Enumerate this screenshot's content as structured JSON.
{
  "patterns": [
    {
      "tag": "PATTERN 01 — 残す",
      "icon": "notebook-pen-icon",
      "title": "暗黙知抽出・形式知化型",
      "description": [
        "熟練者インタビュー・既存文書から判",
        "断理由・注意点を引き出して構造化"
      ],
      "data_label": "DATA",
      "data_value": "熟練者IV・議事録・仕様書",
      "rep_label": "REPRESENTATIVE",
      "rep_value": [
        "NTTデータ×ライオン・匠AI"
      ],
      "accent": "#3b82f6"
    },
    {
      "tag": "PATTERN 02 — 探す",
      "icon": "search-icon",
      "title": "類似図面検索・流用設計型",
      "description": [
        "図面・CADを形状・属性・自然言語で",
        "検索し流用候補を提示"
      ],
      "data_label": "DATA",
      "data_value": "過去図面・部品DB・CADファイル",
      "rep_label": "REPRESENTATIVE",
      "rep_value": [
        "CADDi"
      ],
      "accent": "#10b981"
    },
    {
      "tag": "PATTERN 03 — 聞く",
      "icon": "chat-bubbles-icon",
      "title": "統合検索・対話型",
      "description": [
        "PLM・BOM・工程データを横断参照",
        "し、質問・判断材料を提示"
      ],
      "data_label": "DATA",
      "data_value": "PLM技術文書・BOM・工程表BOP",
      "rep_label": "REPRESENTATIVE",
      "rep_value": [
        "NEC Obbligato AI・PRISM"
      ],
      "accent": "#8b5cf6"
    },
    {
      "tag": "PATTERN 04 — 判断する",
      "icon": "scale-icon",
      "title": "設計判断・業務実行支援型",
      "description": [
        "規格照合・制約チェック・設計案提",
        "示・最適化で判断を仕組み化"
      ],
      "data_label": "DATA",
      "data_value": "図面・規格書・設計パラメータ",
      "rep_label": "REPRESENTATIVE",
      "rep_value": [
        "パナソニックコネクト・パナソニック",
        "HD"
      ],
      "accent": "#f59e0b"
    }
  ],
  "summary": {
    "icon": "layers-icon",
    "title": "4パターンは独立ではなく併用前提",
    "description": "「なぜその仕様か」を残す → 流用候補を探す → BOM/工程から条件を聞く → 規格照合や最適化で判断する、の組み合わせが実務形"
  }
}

REQUIRED TASK: Print again each line of the listing above, exactly as it appears.

COMPLETED TASK:
Enumerate this screenshot's content as structured JSON.
{
  "patterns": [
    {
      "tag": "PATTERN 01 — 残す",
      "icon": "notebook-pen-icon",
      "title": "暗黙知抽出・形式知化型",
      "description": [
        "熟練者インタビュー・既存文書から判",
        "断理由・注意点を引き出して構造化"
      ],
      "data_label": "DATA",
      "data_value": "熟練者IV・議事録・仕様書",
      "rep_label": "REPRESENTATIVE",
      "rep_value": [
        "NTTデータ×ライオン・匠AI"
      ],
      "accent": "#3b82f6"
    },
    {
      "tag": "PATTERN 02 — 探す",
      "icon": "search-icon",
      "title": "類似図面検索・流用設計型",
      "description": [
        "図面・CADを形状・属性・自然言語で",
        "検索し流用候補を提示"
      ],
      "data_label": "DATA",
      "data_value": "過去図面・部品DB・CADファイル",
      "rep_label": "REPRESENTATIVE",
      "rep_value": [
        "CADDi"
      ],
      "accent": "#10b981"
    },
    {
      "tag": "PATTERN 03 — 聞く",
      "icon": "chat-bubbles-icon",
      "title": "統合検索・対話型",
      "description": [
        "PLM・BOM・工程データを横断参照",
        "し、質問・判断材料を提示"
      ],
      "data_label": "DATA",
      "data_value": "PLM技術文書・BOM・工程表BOP",
      "rep_label": "REPRESENTATIVE",
      "rep_value": [
        "NEC Obbligato AI・PRISM"
      ],
      "accent": "#8b5cf6"
    },
    {
      "tag": "PATTERN 04 — 判断する",
      "icon": "scale-icon",
      "title": "設計判断・業務実行支援型",
      "description": [
        "規格照合・制約チェック・設計案提",
        "示・最適化で判断を仕組み化"
      ],
      "data_label": "DATA",
      "data_value": "図面・規格書・設計パラメータ",
      "rep_label": "REPRESENTATIVE",
      "rep_value": [
        "パナソニックコネクト・パナソニック",
        "HD"
      ],
      "accent": "#f59e0b"
    }
  ],
  "summary": {
    "icon": "layers-icon",
    "title": "4パターンは独立ではなく併用前提",
    "description": "「なぜその仕様か」を残す → 流用候補を探す → BOM/工程から条件を聞く → 規格照合や最適化で判断する、の組み合わせが実務形"
  }
}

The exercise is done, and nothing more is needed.